** BEGIN RECORDS PROVIDED **
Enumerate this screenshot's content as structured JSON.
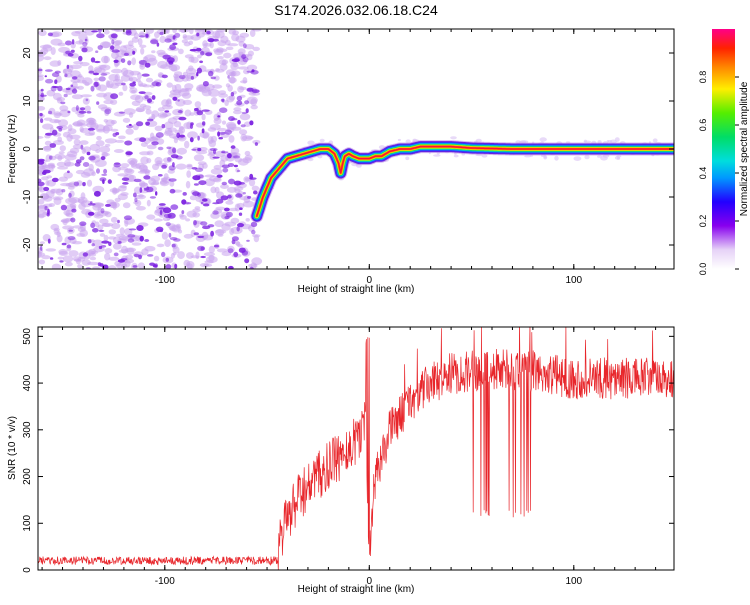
{
  "title": "S174.2026.032.06.18.C24",
  "colors": {
    "signal": "#e8262b",
    "scatter": "#7a1fe0",
    "scatter_light": "#c9a3ef"
  },
  "chart_data": [
    {
      "type": "heatmap",
      "name": "spectrogram",
      "xlabel": "Height of straight line (km)",
      "ylabel": "Frequency (Hz)",
      "xlim": [
        -162,
        149
      ],
      "ylim": [
        -25,
        25
      ],
      "xticks": [
        -100,
        0,
        100
      ],
      "xtick_labels": [
        "-100",
        "0",
        "100"
      ],
      "yticks": [
        20,
        10,
        0,
        -10,
        -20
      ],
      "ytick_labels": [
        "20",
        "10",
        "0",
        "-10",
        "-20"
      ],
      "noise_region": [
        -162,
        -55
      ],
      "ridge": {
        "x": [
          -55,
          -52,
          -48,
          -44,
          -40,
          -36,
          -32,
          -28,
          -24,
          -20,
          -17,
          -15,
          -14,
          -13,
          -12,
          -10,
          -8,
          -5,
          0,
          3,
          6,
          10,
          15,
          20,
          25,
          30,
          40,
          50,
          70,
          100,
          149
        ],
        "y": [
          -14,
          -10,
          -6,
          -4,
          -2,
          -1.5,
          -1,
          -0.5,
          0,
          0,
          -1,
          -3,
          -5,
          -3,
          -1.5,
          -1,
          -1.5,
          -2,
          -2,
          -1.5,
          -1.5,
          -0.5,
          0,
          0,
          0.5,
          0.5,
          0.5,
          0.2,
          0,
          0,
          0
        ]
      }
    },
    {
      "type": "colorbar",
      "name": "colorbar",
      "label": "Normalized spectral amplitude",
      "range": [
        0,
        1
      ],
      "ticks": [
        0.0,
        0.2,
        0.4,
        0.6,
        0.8
      ],
      "tick_labels": [
        "0.0",
        "0.2",
        "0.4",
        "0.6",
        "0.8"
      ],
      "stops": [
        {
          "v": 0.0,
          "c": "#ffffff"
        },
        {
          "v": 0.08,
          "c": "#e6d2f7"
        },
        {
          "v": 0.18,
          "c": "#8800ee"
        },
        {
          "v": 0.28,
          "c": "#2200ff"
        },
        {
          "v": 0.38,
          "c": "#0099ff"
        },
        {
          "v": 0.45,
          "c": "#00dddd"
        },
        {
          "v": 0.55,
          "c": "#00dd66"
        },
        {
          "v": 0.65,
          "c": "#55ee00"
        },
        {
          "v": 0.75,
          "c": "#ffee00"
        },
        {
          "v": 0.84,
          "c": "#ff8800"
        },
        {
          "v": 0.92,
          "c": "#ff2200"
        },
        {
          "v": 1.0,
          "c": "#ff0088"
        }
      ]
    },
    {
      "type": "line",
      "name": "snr",
      "xlabel": "Height of straight line (km)",
      "ylabel": "SNR (10 * v/v)",
      "xlim": [
        -162,
        149
      ],
      "ylim": [
        0,
        520
      ],
      "xticks": [
        -100,
        0,
        100
      ],
      "xtick_labels": [
        "-100",
        "0",
        "100"
      ],
      "yticks": [
        0,
        100,
        200,
        300,
        400,
        500
      ],
      "ytick_labels": [
        "0",
        "100",
        "200",
        "300",
        "400",
        "500"
      ],
      "envelope": {
        "x": [
          -162,
          -45,
          -42,
          -35,
          -30,
          -20,
          -10,
          -5,
          -2,
          0,
          2,
          10,
          20,
          30,
          40,
          60,
          80,
          100,
          149
        ],
        "y": [
          20,
          22,
          90,
          150,
          180,
          220,
          260,
          290,
          320,
          10,
          180,
          300,
          360,
          400,
          420,
          430,
          425,
          410,
          410
        ]
      },
      "dropouts": {
        "x_range": [
          50,
          80
        ],
        "low_value": 110
      }
    }
  ]
}
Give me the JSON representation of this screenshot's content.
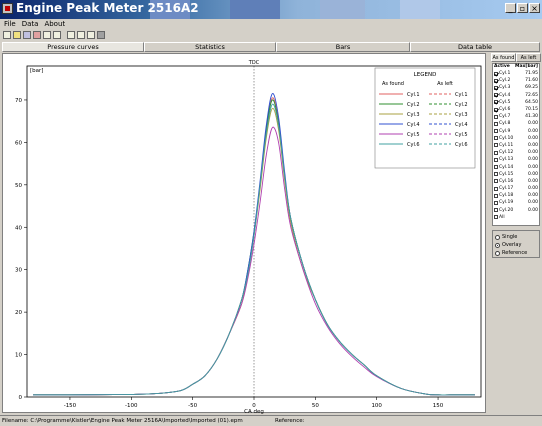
** END RECORDS PROVIDED **
__TASK TO COMPLETE__. Leave the pictures out, and transcribe each of the records exactly.

__WRITTEN REPLY__.
Enumerate this screenshot's content as structured JSON.
{
  "title": "S174.2026.032.06.18.C24",
  "colors": {
    "signal": "#e8262b",
    "scatter": "#7a1fe0",
    "scatter_light": "#c9a3ef"
  },
  "chart_data": [
    {
      "type": "heatmap",
      "name": "spectrogram",
      "xlabel": "Height of straight line (km)",
      "ylabel": "Frequency (Hz)",
      "xlim": [
        -162,
        149
      ],
      "ylim": [
        -25,
        25
      ],
      "xticks": [
        -100,
        0,
        100
      ],
      "xtick_labels": [
        "-100",
        "0",
        "100"
      ],
      "yticks": [
        20,
        10,
        0,
        -10,
        -20
      ],
      "ytick_labels": [
        "20",
        "10",
        "0",
        "-10",
        "-20"
      ],
      "noise_region": [
        -162,
        -55
      ],
      "ridge": {
        "x": [
          -55,
          -52,
          -48,
          -44,
          -40,
          -36,
          -32,
          -28,
          -24,
          -20,
          -17,
          -15,
          -14,
          -13,
          -12,
          -10,
          -8,
          -5,
          0,
          3,
          6,
          10,
          15,
          20,
          25,
          30,
          40,
          50,
          70,
          100,
          149
        ],
        "y": [
          -14,
          -10,
          -6,
          -4,
          -2,
          -1.5,
          -1,
          -0.5,
          0,
          0,
          -1,
          -3,
          -5,
          -3,
          -1.5,
          -1,
          -1.5,
          -2,
          -2,
          -1.5,
          -1.5,
          -0.5,
          0,
          0,
          0.5,
          0.5,
          0.5,
          0.2,
          0,
          0,
          0
        ]
      }
    },
    {
      "type": "colorbar",
      "name": "colorbar",
      "label": "Normalized spectral amplitude",
      "range": [
        0,
        1
      ],
      "ticks": [
        0.0,
        0.2,
        0.4,
        0.6,
        0.8
      ],
      "tick_labels": [
        "0.0",
        "0.2",
        "0.4",
        "0.6",
        "0.8"
      ],
      "stops": [
        {
          "v": 0.0,
          "c": "#ffffff"
        },
        {
          "v": 0.08,
          "c": "#e6d2f7"
        },
        {
          "v": 0.18,
          "c": "#8800ee"
        },
        {
          "v": 0.28,
          "c": "#2200ff"
        },
        {
          "v": 0.38,
          "c": "#0099ff"
        },
        {
          "v": 0.45,
          "c": "#00dddd"
        },
        {
          "v": 0.55,
          "c": "#00dd66"
        },
        {
          "v": 0.65,
          "c": "#55ee00"
        },
        {
          "v": 0.75,
          "c": "#ffee00"
        },
        {
          "v": 0.84,
          "c": "#ff8800"
        },
        {
          "v": 0.92,
          "c": "#ff2200"
        },
        {
          "v": 1.0,
          "c": "#ff0088"
        }
      ]
    },
    {
      "type": "line",
      "name": "snr",
      "xlabel": "Height of straight line (km)",
      "ylabel": "SNR (10 * v/v)",
      "xlim": [
        -162,
        149
      ],
      "ylim": [
        0,
        520
      ],
      "xticks": [
        -100,
        0,
        100
      ],
      "xtick_labels": [
        "-100",
        "0",
        "100"
      ],
      "yticks": [
        0,
        100,
        200,
        300,
        400,
        500
      ],
      "ytick_labels": [
        "0",
        "100",
        "200",
        "300",
        "400",
        "500"
      ],
      "envelope": {
        "x": [
          -162,
          -45,
          -42,
          -35,
          -30,
          -20,
          -10,
          -5,
          -2,
          0,
          2,
          10,
          20,
          30,
          40,
          60,
          80,
          100,
          149
        ],
        "y": [
          20,
          22,
          90,
          150,
          180,
          220,
          260,
          290,
          320,
          10,
          180,
          300,
          360,
          400,
          420,
          430,
          425,
          410,
          410
        ]
      },
      "dropouts": {
        "x_range": [
          50,
          80
        ],
        "low_value": 110
      }
    }
  ]
}
Give me the JSON representation of this screenshot's content.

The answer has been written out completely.